--- begin DATA LISTING ---

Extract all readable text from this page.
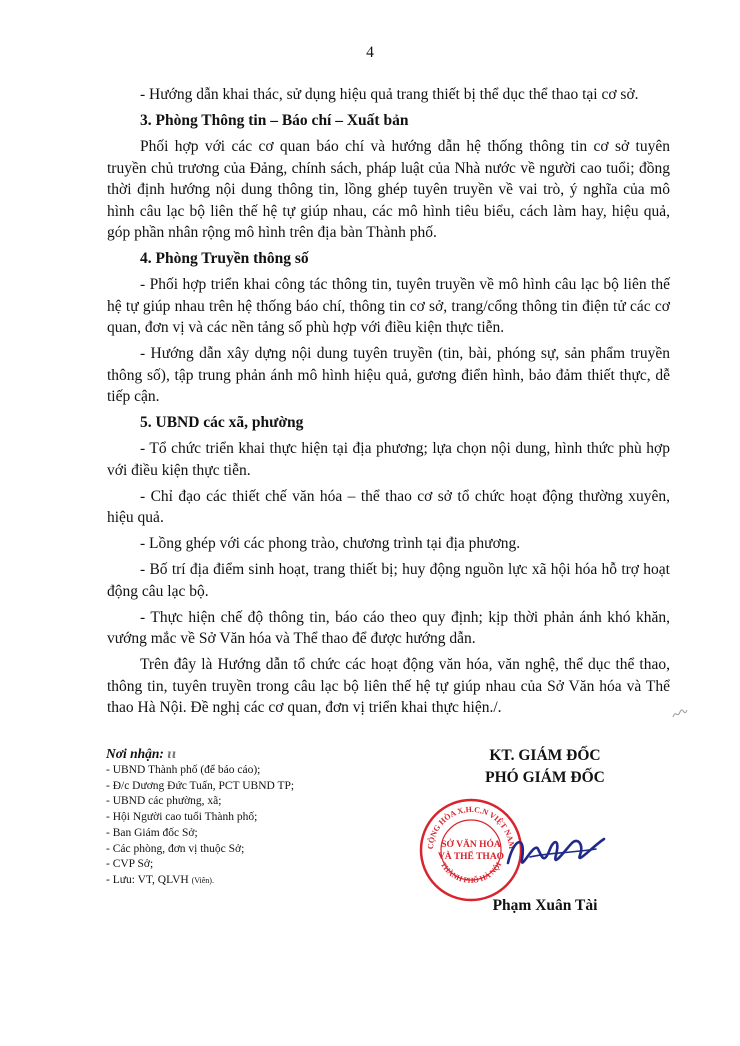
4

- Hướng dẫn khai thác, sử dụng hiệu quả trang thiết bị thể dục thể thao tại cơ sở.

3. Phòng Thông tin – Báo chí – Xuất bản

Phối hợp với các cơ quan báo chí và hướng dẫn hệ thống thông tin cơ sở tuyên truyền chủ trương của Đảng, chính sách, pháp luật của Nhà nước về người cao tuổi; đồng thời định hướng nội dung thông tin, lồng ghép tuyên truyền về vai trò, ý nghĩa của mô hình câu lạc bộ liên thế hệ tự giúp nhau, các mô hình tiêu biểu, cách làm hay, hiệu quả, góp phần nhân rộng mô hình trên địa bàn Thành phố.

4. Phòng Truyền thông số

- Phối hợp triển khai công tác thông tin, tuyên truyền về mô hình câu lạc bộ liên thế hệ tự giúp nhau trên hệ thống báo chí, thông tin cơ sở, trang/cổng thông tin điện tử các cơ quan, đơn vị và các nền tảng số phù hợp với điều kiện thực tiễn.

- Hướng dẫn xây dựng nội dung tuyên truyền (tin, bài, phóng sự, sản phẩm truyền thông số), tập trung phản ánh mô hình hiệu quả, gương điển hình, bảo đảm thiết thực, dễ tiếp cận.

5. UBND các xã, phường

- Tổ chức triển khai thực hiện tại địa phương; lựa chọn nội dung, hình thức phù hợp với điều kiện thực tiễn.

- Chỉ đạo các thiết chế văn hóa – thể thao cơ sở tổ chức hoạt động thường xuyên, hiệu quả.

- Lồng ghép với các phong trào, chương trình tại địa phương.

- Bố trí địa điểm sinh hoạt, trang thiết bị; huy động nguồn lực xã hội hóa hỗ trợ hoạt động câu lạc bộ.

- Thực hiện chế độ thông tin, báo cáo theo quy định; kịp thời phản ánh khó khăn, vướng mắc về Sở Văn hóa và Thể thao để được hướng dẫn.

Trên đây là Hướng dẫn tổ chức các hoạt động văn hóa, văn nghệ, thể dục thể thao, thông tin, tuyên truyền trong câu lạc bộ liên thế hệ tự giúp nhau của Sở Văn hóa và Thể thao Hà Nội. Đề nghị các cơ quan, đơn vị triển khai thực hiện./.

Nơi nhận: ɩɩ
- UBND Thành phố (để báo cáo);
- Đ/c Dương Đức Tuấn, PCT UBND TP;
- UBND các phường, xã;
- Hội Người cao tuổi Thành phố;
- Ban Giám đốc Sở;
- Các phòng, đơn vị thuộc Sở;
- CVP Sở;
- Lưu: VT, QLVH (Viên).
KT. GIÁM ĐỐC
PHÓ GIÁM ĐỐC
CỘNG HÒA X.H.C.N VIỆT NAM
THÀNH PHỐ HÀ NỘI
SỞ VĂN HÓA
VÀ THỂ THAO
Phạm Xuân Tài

--- end DATA LISTING ---
--- begin DATA LISTING ---

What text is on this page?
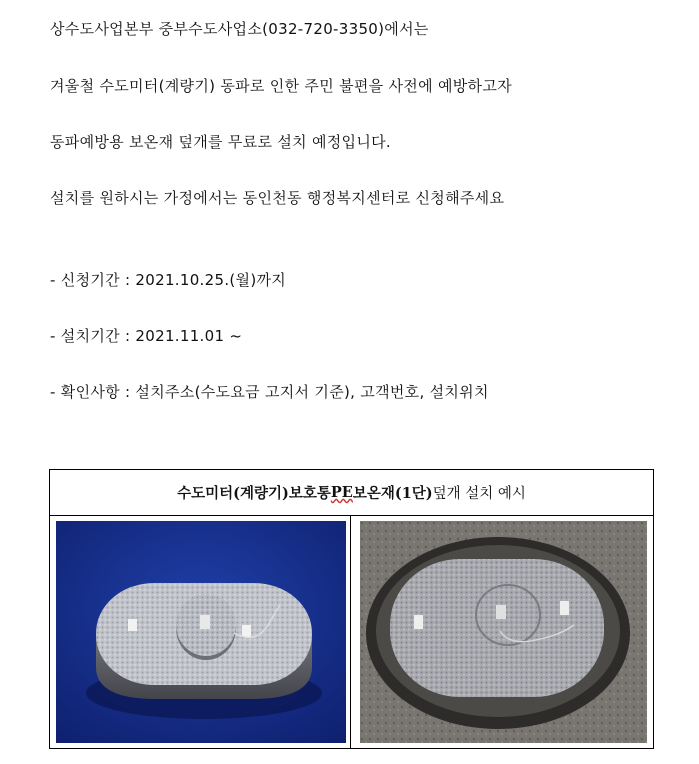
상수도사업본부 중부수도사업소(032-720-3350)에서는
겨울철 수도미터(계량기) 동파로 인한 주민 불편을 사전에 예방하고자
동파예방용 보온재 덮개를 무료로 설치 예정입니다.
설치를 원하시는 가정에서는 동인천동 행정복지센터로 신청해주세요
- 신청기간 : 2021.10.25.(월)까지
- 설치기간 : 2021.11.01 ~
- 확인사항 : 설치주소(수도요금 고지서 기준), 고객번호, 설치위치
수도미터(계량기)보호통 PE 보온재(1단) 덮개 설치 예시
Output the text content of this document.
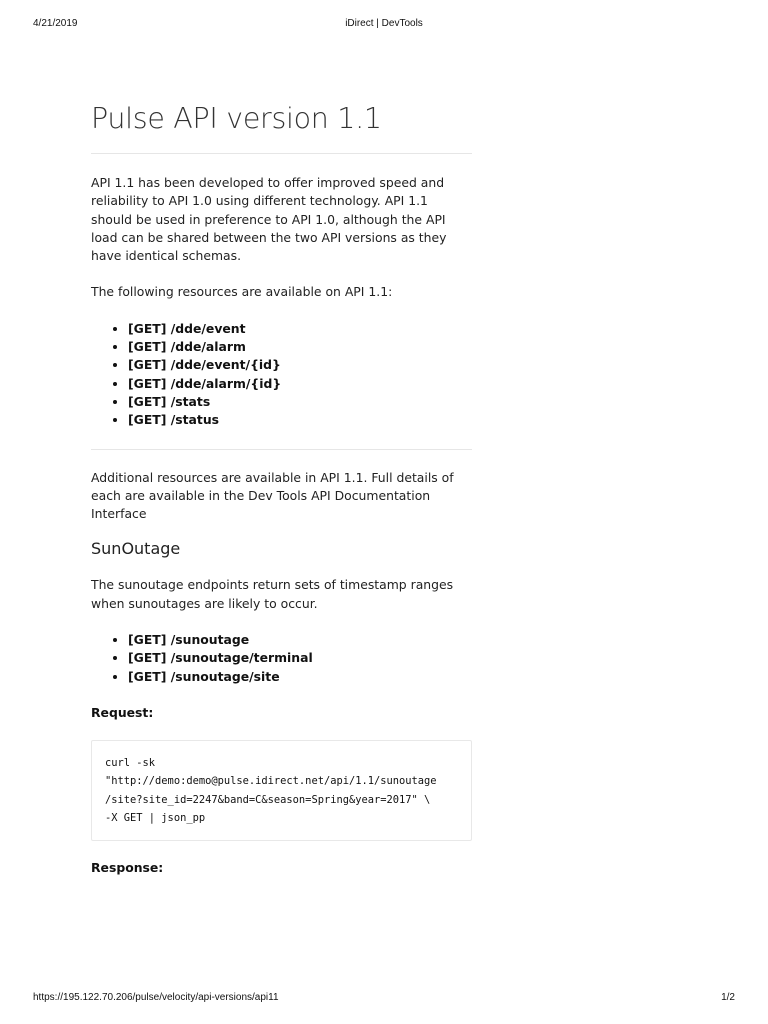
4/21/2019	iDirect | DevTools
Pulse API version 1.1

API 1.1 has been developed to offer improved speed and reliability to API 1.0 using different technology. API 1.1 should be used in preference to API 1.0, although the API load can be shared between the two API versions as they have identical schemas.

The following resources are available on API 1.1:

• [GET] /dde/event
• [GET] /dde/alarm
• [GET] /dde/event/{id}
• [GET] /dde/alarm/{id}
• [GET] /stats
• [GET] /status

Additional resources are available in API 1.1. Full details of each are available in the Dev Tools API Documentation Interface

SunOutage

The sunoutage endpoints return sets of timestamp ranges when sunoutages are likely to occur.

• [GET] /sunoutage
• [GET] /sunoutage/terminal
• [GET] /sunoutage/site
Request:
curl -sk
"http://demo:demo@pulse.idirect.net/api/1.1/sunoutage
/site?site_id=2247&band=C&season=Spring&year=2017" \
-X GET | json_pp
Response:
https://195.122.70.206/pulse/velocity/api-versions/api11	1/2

--- end DATA LISTING ---

REQUEST
For the entries shown above, give the number of lines that include the word "tiễn", without any other text.

COMPLETED EXERCISE
2